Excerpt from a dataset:
----

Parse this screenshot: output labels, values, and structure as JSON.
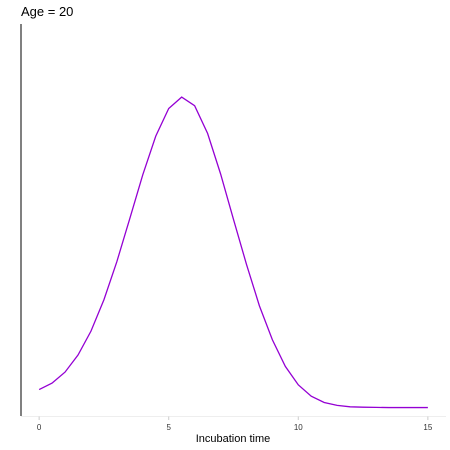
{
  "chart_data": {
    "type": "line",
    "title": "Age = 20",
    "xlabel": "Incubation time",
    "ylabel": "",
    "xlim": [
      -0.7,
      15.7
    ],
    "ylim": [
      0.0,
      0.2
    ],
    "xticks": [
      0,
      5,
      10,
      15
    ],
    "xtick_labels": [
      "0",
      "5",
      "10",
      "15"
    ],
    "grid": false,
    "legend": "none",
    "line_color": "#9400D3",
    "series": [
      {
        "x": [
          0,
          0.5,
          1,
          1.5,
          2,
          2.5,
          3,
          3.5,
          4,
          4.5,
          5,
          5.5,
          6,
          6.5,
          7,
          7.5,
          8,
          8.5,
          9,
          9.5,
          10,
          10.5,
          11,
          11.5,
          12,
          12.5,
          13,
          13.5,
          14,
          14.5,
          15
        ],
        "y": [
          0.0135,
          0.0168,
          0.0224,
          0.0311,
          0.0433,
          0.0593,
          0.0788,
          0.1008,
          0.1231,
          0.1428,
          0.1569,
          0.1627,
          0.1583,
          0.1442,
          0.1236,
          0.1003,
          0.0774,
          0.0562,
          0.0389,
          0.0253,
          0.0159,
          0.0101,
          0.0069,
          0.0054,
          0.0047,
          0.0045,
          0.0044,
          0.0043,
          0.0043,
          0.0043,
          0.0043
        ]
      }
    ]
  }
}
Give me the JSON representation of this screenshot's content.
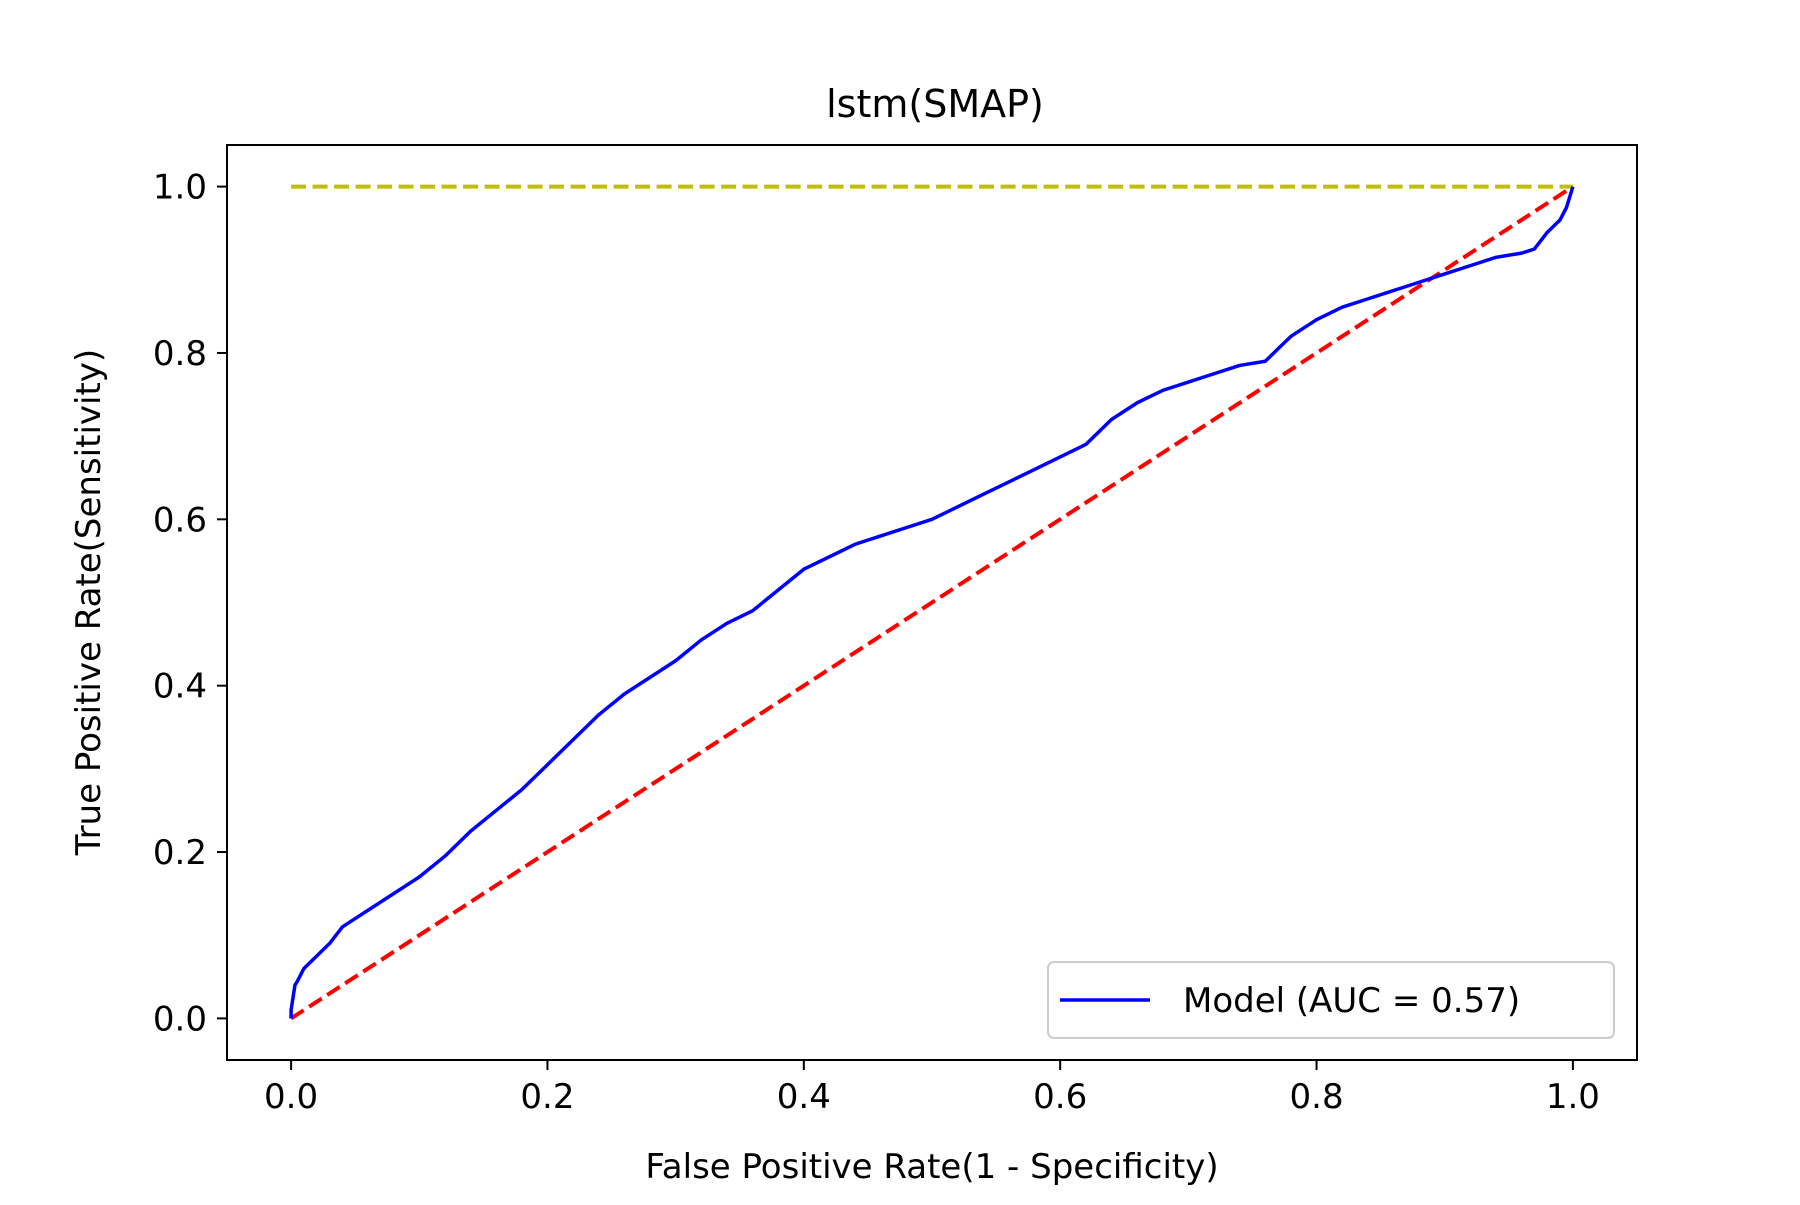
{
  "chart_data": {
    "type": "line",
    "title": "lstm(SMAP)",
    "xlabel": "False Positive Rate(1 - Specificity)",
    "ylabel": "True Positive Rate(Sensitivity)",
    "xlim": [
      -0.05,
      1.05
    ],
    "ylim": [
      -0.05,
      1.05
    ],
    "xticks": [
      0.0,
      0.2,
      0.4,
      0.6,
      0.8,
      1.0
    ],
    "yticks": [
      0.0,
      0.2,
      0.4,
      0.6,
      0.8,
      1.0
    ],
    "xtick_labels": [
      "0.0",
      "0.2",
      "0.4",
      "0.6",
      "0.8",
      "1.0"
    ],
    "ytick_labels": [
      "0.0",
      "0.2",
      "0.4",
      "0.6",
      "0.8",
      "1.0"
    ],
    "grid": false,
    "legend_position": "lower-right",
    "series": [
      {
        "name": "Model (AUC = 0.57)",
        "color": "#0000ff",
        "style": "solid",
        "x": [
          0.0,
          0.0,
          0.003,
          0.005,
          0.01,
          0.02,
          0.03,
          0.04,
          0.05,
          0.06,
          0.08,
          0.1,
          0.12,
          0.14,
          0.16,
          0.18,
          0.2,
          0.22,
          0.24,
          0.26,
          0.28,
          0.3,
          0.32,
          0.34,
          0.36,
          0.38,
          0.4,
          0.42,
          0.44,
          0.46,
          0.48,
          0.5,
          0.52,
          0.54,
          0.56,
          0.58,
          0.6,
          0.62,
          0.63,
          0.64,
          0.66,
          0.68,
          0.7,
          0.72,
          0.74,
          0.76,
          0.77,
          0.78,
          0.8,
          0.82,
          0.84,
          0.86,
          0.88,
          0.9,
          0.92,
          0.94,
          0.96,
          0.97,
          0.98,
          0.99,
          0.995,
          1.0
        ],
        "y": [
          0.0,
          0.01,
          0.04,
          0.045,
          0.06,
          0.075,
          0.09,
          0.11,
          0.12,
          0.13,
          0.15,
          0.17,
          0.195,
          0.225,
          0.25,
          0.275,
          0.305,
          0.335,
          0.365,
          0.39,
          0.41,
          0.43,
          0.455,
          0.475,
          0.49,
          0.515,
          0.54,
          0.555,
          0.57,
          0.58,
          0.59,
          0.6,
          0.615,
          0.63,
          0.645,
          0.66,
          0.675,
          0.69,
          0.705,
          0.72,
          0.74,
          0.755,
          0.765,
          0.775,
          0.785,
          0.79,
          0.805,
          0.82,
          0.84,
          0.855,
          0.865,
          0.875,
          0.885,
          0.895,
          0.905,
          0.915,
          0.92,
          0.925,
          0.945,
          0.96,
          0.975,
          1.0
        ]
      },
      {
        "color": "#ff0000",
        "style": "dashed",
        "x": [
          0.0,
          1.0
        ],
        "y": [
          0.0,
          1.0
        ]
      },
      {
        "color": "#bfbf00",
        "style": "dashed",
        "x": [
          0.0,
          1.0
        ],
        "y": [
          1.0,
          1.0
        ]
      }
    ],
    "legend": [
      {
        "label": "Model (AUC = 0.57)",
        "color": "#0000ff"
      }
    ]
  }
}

----

To do:
Copy out every line of the listing that includes the string "Model".

Task output:
        "name": "Model (AUC = 0.57)",
        "label": "Model (AUC = 0.57)",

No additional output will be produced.